What you have to do. Please copy all the lines that follow, word for word.

(Extracted records)
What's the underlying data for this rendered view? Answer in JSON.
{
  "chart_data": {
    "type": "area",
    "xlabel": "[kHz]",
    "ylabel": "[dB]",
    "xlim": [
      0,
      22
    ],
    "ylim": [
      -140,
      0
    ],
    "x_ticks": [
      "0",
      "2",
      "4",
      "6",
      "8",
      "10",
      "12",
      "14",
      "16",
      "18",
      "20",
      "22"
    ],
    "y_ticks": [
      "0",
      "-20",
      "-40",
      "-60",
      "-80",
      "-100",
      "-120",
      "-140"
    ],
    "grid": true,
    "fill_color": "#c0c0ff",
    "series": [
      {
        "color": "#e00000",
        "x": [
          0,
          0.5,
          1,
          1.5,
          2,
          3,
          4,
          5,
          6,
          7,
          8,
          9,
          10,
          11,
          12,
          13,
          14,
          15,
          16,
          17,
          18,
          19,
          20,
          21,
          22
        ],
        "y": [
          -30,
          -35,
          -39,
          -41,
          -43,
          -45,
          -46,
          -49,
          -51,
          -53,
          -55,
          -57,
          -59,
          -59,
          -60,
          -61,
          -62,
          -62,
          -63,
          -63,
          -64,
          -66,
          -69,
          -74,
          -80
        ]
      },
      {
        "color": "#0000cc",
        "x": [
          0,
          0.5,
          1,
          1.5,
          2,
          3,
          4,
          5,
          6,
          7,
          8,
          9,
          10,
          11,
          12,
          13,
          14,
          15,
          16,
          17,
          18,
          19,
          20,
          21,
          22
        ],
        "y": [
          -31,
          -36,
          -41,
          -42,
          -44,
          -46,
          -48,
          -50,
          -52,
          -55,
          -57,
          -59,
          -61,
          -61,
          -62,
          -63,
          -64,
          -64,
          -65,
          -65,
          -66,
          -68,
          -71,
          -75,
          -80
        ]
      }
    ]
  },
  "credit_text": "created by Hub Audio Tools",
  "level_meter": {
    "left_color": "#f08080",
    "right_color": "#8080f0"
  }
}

Correct output.
What's the underlying data for this rendered view? Answer in JSON.
{
  "chart_data": {
    "type": "area",
    "xlabel": "[kHz]",
    "ylabel": "[dB]",
    "xlim": [
      0,
      22
    ],
    "ylim": [
      -140,
      0
    ],
    "x_ticks": [
      "0",
      "2",
      "4",
      "6",
      "8",
      "10",
      "12",
      "14",
      "16",
      "18",
      "20",
      "22"
    ],
    "y_ticks": [
      "0",
      "-20",
      "-40",
      "-60",
      "-80",
      "-100",
      "-120",
      "-140"
    ],
    "grid": true,
    "fill_color": "#c0c0ff",
    "series": [
      {
        "color": "#e00000",
        "x": [
          0,
          0.5,
          1,
          1.5,
          2,
          3,
          4,
          5,
          6,
          7,
          8,
          9,
          10,
          11,
          12,
          13,
          14,
          15,
          16,
          17,
          18,
          19,
          20,
          21,
          22
        ],
        "y": [
          -30,
          -35,
          -39,
          -41,
          -43,
          -45,
          -46,
          -49,
          -51,
          -53,
          -55,
          -57,
          -59,
          -59,
          -60,
          -61,
          -62,
          -62,
          -63,
          -63,
          -64,
          -66,
          -69,
          -74,
          -80
        ]
      },
      {
        "color": "#0000cc",
        "x": [
          0,
          0.5,
          1,
          1.5,
          2,
          3,
          4,
          5,
          6,
          7,
          8,
          9,
          10,
          11,
          12,
          13,
          14,
          15,
          16,
          17,
          18,
          19,
          20,
          21,
          22
        ],
        "y": [
          -31,
          -36,
          -41,
          -42,
          -44,
          -46,
          -48,
          -50,
          -52,
          -55,
          -57,
          -59,
          -61,
          -61,
          -62,
          -63,
          -64,
          -64,
          -65,
          -65,
          -66,
          -68,
          -71,
          -75,
          -80
        ]
      }
    ]
  },
  "credit_text": "created by Hub Audio Tools",
  "level_meter": {
    "left_color": "#f08080",
    "right_color": "#8080f0"
  }
}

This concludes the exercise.